- _Job_
Show, in full, each line of the data that contains "cream".

- _Listed entries_
-------

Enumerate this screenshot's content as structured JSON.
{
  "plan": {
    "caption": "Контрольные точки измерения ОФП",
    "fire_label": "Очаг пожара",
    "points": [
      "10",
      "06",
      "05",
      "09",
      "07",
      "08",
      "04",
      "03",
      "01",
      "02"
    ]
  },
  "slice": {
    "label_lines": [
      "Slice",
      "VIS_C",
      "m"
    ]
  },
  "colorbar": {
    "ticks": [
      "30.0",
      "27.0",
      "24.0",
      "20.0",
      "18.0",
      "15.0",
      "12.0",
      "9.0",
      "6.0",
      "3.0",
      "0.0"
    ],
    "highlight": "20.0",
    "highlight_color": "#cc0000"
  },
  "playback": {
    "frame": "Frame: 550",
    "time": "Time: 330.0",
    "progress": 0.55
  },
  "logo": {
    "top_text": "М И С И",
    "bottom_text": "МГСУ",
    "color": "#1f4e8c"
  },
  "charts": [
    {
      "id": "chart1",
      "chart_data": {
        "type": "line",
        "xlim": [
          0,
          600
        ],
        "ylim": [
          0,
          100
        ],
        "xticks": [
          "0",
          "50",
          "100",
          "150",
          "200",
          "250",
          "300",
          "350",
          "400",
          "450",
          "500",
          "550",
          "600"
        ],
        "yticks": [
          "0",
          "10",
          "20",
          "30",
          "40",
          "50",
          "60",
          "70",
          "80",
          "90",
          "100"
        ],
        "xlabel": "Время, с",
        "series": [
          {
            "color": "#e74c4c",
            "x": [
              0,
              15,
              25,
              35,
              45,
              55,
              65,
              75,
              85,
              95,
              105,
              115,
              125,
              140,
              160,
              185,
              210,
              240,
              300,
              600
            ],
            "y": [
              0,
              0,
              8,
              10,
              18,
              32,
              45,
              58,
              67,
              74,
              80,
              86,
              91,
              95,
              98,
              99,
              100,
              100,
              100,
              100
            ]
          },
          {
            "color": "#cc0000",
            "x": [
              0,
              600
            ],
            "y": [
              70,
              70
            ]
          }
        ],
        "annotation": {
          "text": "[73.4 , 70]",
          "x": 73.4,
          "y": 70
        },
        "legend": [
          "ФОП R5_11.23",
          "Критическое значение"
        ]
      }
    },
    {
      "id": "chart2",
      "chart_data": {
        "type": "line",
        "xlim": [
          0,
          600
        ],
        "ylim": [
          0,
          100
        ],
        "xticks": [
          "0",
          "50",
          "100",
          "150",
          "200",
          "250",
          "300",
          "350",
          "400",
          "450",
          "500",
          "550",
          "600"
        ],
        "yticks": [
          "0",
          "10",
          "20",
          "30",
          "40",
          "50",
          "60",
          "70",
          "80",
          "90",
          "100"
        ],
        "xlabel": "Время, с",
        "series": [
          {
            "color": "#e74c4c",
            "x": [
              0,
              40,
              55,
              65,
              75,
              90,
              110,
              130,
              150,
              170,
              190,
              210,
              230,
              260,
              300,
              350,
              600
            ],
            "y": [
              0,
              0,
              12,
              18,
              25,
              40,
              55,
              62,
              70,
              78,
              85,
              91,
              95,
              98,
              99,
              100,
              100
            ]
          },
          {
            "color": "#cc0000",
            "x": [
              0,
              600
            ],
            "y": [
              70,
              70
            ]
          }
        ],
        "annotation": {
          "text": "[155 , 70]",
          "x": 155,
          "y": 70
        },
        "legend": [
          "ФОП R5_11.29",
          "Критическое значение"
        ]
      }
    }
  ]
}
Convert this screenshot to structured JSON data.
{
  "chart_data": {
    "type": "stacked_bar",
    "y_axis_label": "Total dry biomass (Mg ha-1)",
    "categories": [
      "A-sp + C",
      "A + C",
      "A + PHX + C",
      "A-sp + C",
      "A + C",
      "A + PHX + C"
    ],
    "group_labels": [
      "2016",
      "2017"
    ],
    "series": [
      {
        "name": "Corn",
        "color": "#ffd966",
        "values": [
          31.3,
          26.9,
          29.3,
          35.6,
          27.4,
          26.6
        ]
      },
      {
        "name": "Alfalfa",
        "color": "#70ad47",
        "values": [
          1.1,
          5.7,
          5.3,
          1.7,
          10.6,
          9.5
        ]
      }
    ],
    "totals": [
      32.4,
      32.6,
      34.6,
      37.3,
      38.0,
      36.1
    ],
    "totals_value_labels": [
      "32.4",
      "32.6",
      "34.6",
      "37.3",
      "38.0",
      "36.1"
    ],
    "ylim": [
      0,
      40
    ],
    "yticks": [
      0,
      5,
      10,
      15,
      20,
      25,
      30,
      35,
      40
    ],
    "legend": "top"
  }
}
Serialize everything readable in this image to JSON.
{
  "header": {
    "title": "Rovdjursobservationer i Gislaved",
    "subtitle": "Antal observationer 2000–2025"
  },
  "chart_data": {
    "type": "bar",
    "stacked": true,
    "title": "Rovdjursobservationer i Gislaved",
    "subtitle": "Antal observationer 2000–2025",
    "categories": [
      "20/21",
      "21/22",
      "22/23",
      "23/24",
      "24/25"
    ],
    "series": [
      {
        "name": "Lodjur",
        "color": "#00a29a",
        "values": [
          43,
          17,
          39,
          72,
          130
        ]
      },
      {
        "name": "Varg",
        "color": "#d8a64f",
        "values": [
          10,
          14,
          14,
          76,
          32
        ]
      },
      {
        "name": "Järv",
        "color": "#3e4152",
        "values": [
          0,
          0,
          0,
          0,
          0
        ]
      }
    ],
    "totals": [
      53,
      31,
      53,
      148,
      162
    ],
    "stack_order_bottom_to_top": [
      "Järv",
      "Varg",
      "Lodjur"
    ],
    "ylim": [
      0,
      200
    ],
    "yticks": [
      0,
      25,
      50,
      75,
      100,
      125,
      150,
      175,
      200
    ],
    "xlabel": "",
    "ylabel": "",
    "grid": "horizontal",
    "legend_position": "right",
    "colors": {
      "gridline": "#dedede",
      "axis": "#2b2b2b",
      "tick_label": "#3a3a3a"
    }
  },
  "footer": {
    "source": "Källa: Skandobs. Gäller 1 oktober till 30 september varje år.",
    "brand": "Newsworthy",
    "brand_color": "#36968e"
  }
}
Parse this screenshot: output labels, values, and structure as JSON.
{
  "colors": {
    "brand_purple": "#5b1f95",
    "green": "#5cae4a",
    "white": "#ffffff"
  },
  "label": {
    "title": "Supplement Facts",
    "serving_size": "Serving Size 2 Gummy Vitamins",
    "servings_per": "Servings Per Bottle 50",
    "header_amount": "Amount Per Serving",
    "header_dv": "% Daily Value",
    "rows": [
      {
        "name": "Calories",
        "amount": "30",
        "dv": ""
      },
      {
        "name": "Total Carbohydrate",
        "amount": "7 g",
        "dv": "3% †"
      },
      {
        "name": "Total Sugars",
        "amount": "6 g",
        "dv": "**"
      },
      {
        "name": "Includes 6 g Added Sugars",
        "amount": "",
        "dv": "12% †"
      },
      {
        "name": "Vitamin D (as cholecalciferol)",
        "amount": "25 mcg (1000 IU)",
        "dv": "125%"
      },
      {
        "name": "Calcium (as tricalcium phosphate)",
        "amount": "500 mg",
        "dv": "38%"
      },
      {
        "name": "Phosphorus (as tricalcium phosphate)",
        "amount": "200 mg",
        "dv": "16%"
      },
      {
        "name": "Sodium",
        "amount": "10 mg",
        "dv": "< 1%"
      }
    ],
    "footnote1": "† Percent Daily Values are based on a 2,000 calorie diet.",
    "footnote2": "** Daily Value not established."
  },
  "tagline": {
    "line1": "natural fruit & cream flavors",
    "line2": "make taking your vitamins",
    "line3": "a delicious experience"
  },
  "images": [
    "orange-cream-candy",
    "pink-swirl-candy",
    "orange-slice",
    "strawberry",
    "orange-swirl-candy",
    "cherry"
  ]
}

-------

- _Result of the task_
    "line1": "natural fruit & cream flavors",
    "orange-cream-candy",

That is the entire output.